**Problem to solve:**
Select from the records below every line that has the word "супруги" in it.

(Collected data)
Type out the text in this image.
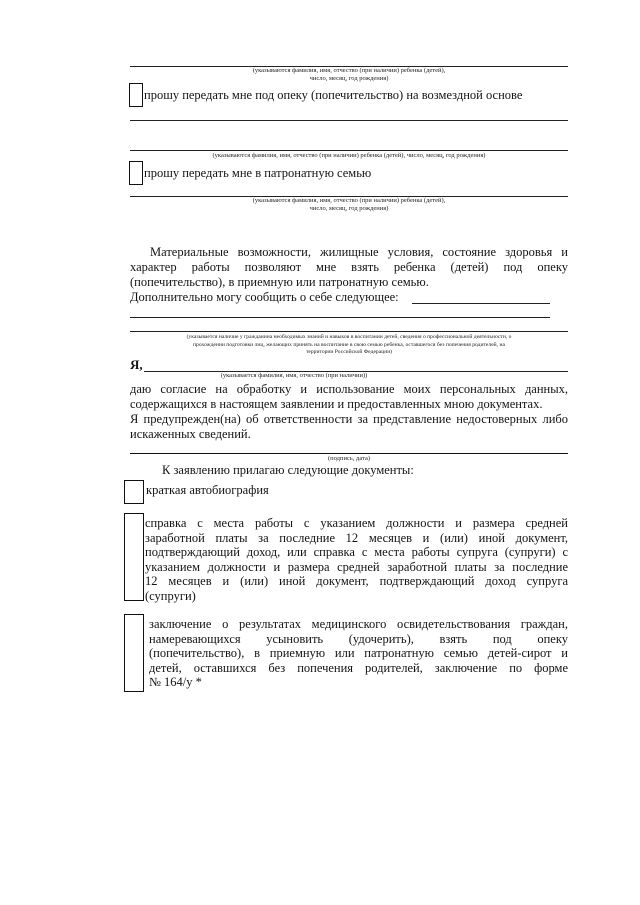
(указываются фамилия, имя, отчество (при наличии) ребенка (детей),
число, месяц, год рождения)
прошу передать мне под опеку (попечительство) на возмездной основе
(указываются фамилия, имя, отчество (при наличии) ребенка (детей), число, месяц, год рождения)
прошу передать мне в патронатную семью
(указываются фамилия, имя, отчество (при наличии) ребенка (детей),
число, месяц, год рождения)
Материальные возможности, жилищные условия, состояние здоровья и
характер работы позволяют мне взять ребенка (детей) под опеку
(попечительство), в приемную или патронатную семью.
Дополнительно могу сообщить о себе следующее:
(указывается наличие у гражданина необходимых знаний и навыков в воспитании детей, сведения о профессиональной деятельности, о
прохождении подготовки лиц, желающих принять на воспитание в свою семью ребенка, оставшегося без попечения родителей, на
территории Российской Федерации)
Я,
(указывается фамилия, имя, отчество (при наличии))
даю согласие на обработку и использование моих персональных данных,
содержащихся в настоящем заявлении и предоставленных мною документах.
Я предупрежден(на) об ответственности за представление недостоверных либо
искаженных сведений.
(подпись, дата)
К заявлению прилагаю следующие документы:
краткая автобиография
справка с места работы с указанием должности и размера средней
заработной платы за последние 12 месяцев и (или) иной документ,
подтверждающий доход, или справка с места работы супруга (супруги) с
указанием должности и размера средней заработной платы за последние
12 месяцев и (или) иной документ, подтверждающий доход супруга
(супруги)
заключение о результатах медицинского освидетельствования граждан,
намеревающихся усыновить (удочерить), взять под опеку
(попечительство), в приемную или патронатную семью детей-сирот и
детей, оставшихся без попечения родителей, заключение по форме
№ 164/у *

**Full output:**
подтверждающий доход, или справка с места работы супруга (супруги) с
(супруги)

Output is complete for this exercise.